__GIVEN DATA__.
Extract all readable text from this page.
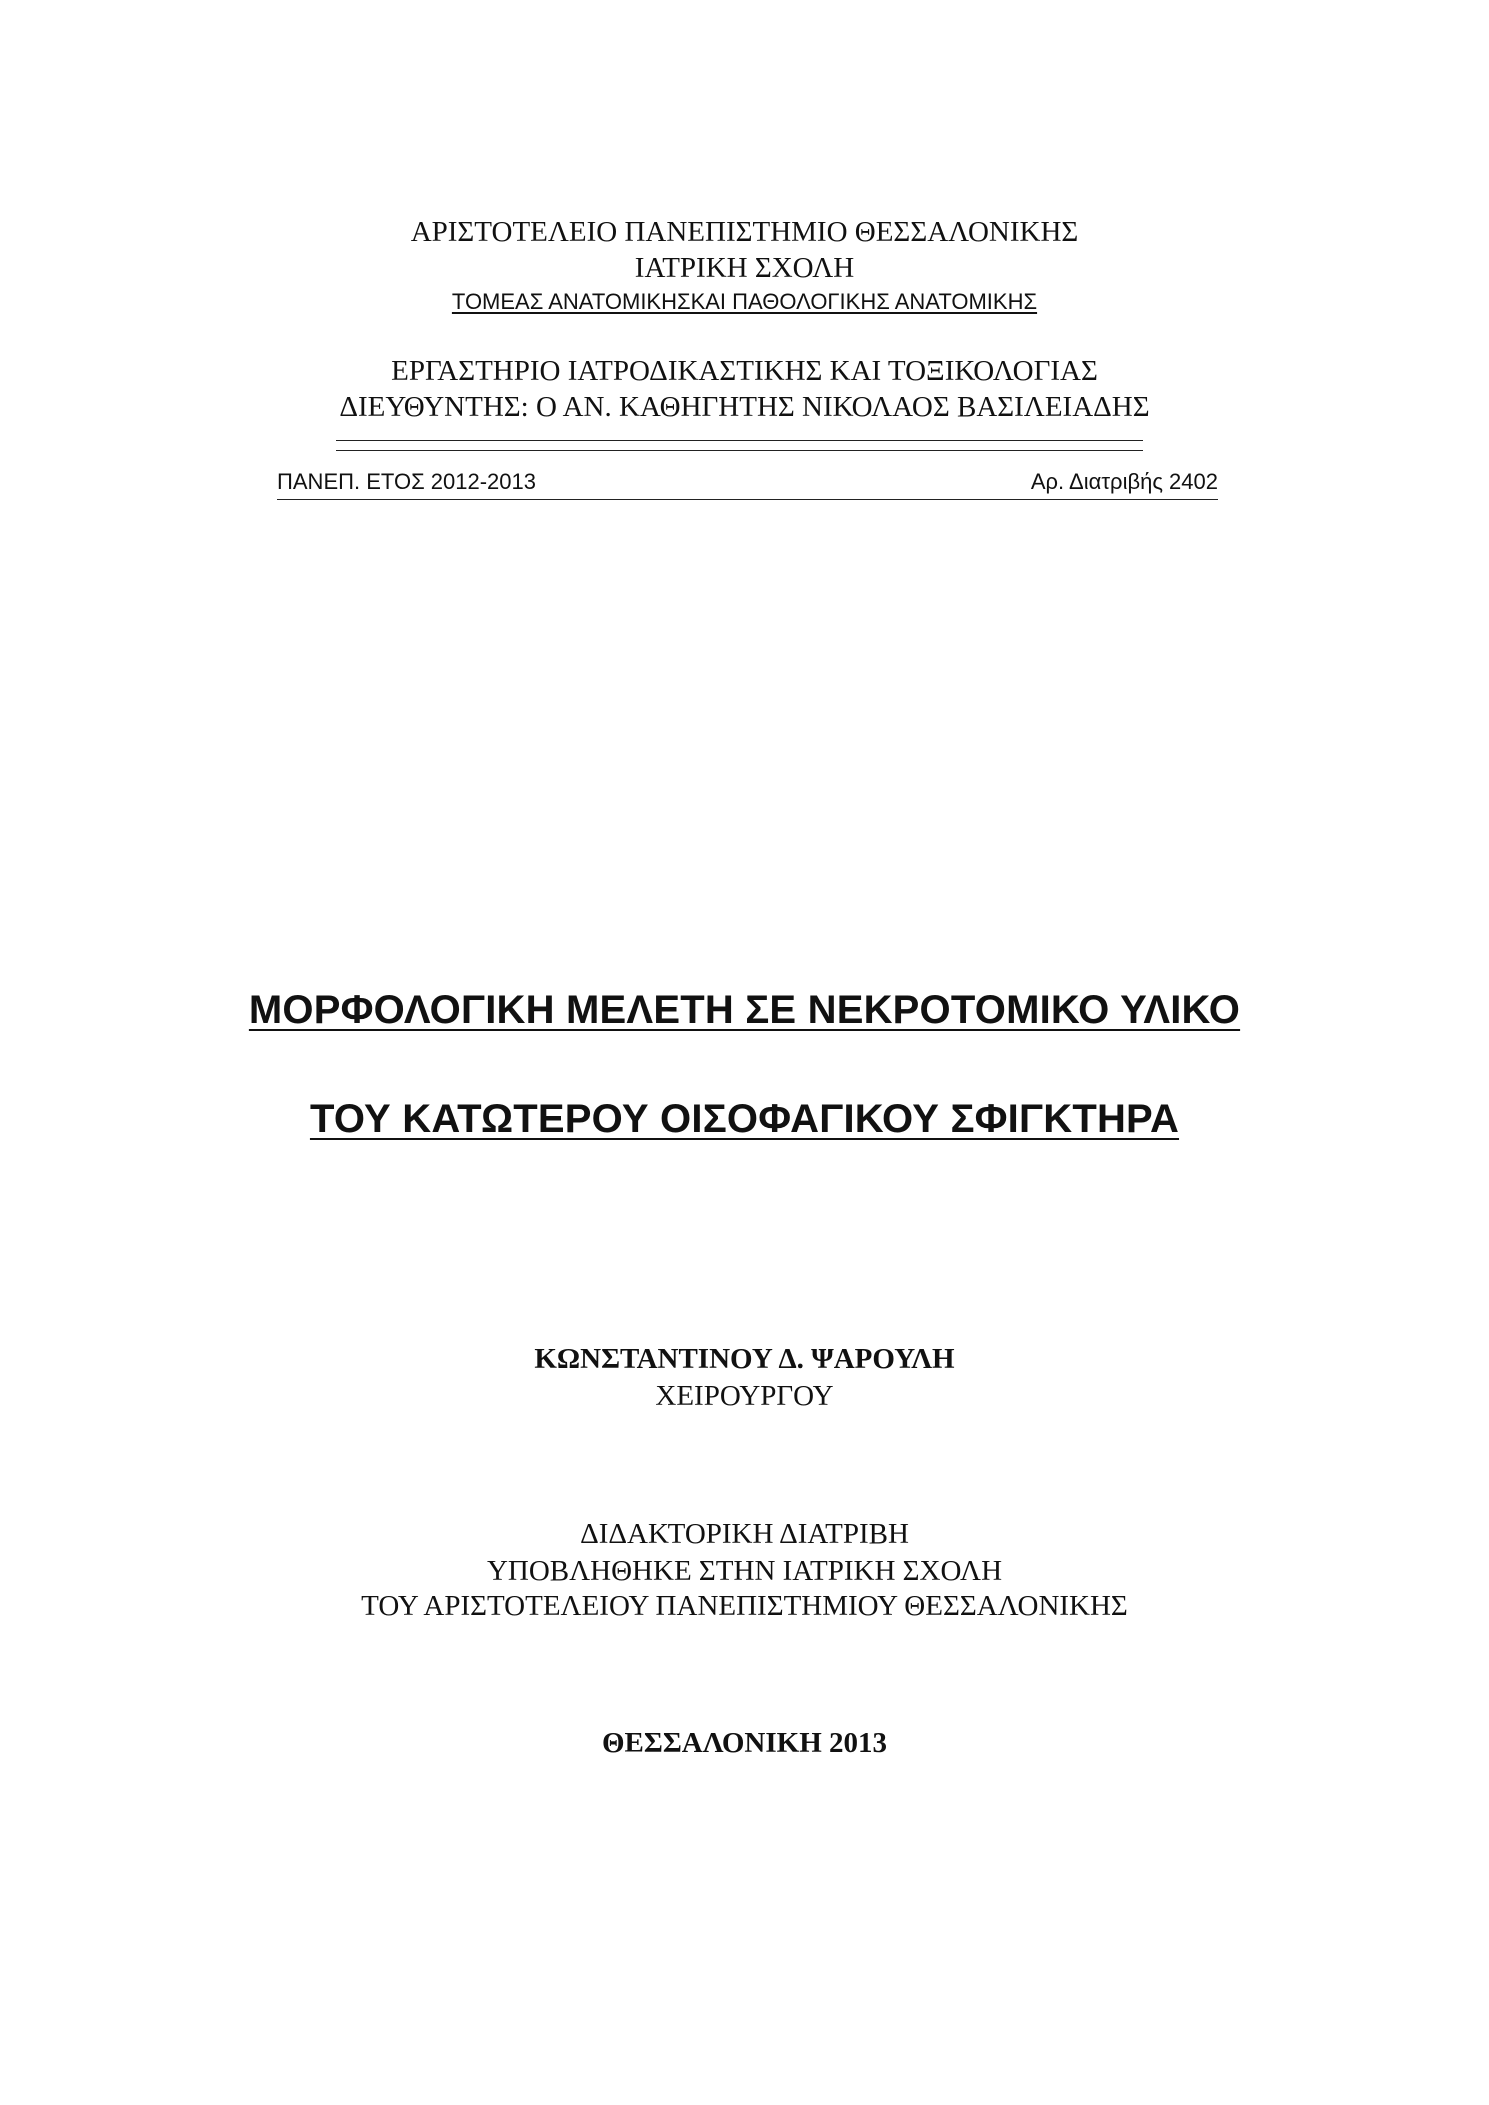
ΑΡΙΣΤΟΤΕΛΕΙΟ ΠΑΝΕΠΙΣΤΗΜΙΟ ΘΕΣΣΑΛΟΝΙΚΗΣ
ΙΑΤΡΙΚΗ ΣΧΟΛΗ
ΤΟΜΕΑΣ ΑΝΑΤΟΜΙΚΗΣΚΑΙ ΠΑΘΟΛΟΓΙΚΗΣ ΑΝΑΤΟΜΙΚΗΣ
ΕΡΓΑΣΤΗΡΙΟ ΙΑΤΡΟΔΙΚΑΣΤΙΚΗΣ ΚΑΙ ΤΟΞΙΚΟΛΟΓΙΑΣ
ΔΙΕΥΘΥΝΤΗΣ: Ο ΑΝ. ΚΑΘΗΓΗΤΗΣ ΝΙΚΟΛΑΟΣ ΒΑΣΙΛΕΙΑΔΗΣ
ΠΑΝΕΠ. ΕΤΟΣ 2012-2013	Αρ. Διατριβής 2402
ΜΟΡΦΟΛΟΓΙΚΗ ΜΕΛΕΤΗ ΣΕ ΝΕΚΡΟΤΟΜΙΚΟ ΥΛΙΚΟ
ΤΟΥ ΚΑΤΩΤΕΡΟΥ ΟΙΣΟΦΑΓΙΚΟΥ ΣΦΙΓΚΤΗΡΑ
ΚΩΝΣΤΑΝΤΙΝΟΥ Δ. ΨΑΡΟΥΛΗ
ΧΕΙΡΟΥΡΓΟΥ
ΔΙΔΑΚΤΟΡΙΚΗ ΔΙΑΤΡΙΒΗ
ΥΠΟΒΛΗΘΗΚΕ ΣΤΗΝ ΙΑΤΡΙΚΗ ΣΧΟΛΗ
ΤΟΥ ΑΡΙΣΤΟΤΕΛΕΙΟΥ ΠΑΝΕΠΙΣΤΗΜΙΟΥ ΘΕΣΣΑΛΟΝΙΚΗΣ
ΘΕΣΣΑΛΟΝΙΚΗ 2013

__SET PROBLEM__. Your answer should be a single number: how many lines in the data above include "ΙΑΤΡΙΚΗ"?

__RESPONSE__. 2